**Data items**

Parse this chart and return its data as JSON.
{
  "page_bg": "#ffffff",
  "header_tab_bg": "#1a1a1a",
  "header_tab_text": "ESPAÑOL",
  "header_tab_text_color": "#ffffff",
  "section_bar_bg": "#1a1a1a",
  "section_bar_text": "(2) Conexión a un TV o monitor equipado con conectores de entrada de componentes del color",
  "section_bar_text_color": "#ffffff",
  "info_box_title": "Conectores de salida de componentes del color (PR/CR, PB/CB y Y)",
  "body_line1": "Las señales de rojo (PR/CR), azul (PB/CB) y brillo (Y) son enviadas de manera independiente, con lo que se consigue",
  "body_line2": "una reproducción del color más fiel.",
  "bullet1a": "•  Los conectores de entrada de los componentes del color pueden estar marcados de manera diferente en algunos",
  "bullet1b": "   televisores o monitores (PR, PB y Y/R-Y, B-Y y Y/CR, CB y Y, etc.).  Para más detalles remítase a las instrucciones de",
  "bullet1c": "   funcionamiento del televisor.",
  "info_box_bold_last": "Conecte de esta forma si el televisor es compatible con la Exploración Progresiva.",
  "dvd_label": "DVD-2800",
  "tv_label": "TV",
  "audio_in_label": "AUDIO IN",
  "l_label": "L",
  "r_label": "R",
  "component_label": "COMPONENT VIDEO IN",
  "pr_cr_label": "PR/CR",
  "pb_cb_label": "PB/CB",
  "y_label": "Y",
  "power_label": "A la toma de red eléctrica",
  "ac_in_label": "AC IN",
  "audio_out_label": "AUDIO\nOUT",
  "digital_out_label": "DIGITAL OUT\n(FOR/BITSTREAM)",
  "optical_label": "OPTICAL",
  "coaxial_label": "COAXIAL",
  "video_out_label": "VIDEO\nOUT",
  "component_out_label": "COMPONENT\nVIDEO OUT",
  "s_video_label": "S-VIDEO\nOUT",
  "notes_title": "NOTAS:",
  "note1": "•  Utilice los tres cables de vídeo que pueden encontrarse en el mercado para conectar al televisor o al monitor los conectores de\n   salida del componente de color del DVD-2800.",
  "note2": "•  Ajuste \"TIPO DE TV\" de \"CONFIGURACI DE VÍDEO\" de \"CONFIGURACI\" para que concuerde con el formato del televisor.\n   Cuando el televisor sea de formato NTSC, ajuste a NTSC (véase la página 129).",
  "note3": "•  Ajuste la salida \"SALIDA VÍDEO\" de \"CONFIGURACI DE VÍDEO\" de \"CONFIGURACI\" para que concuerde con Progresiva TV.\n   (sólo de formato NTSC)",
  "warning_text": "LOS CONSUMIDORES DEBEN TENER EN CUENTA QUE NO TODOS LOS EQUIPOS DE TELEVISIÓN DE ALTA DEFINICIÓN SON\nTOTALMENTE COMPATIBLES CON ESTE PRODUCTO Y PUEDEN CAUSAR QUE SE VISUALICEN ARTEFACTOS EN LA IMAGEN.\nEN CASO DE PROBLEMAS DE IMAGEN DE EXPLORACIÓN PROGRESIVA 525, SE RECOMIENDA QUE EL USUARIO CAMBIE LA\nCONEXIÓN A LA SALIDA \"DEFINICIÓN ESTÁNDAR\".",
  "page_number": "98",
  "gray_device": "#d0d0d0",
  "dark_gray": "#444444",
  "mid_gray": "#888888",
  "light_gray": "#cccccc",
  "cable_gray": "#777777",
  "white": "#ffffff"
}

**EXERCISE**
Show every line in the records above that contains the word "manera".

**TASK RESULT**
  "body_line1": "Las señales de rojo (PR/CR), azul (PB/CB) y brillo (Y) son enviadas de manera independiente, con lo que se consigue",
  "bullet1a": "•  Los conectores de entrada de los componentes del color pueden estar marcados de manera diferente en algunos",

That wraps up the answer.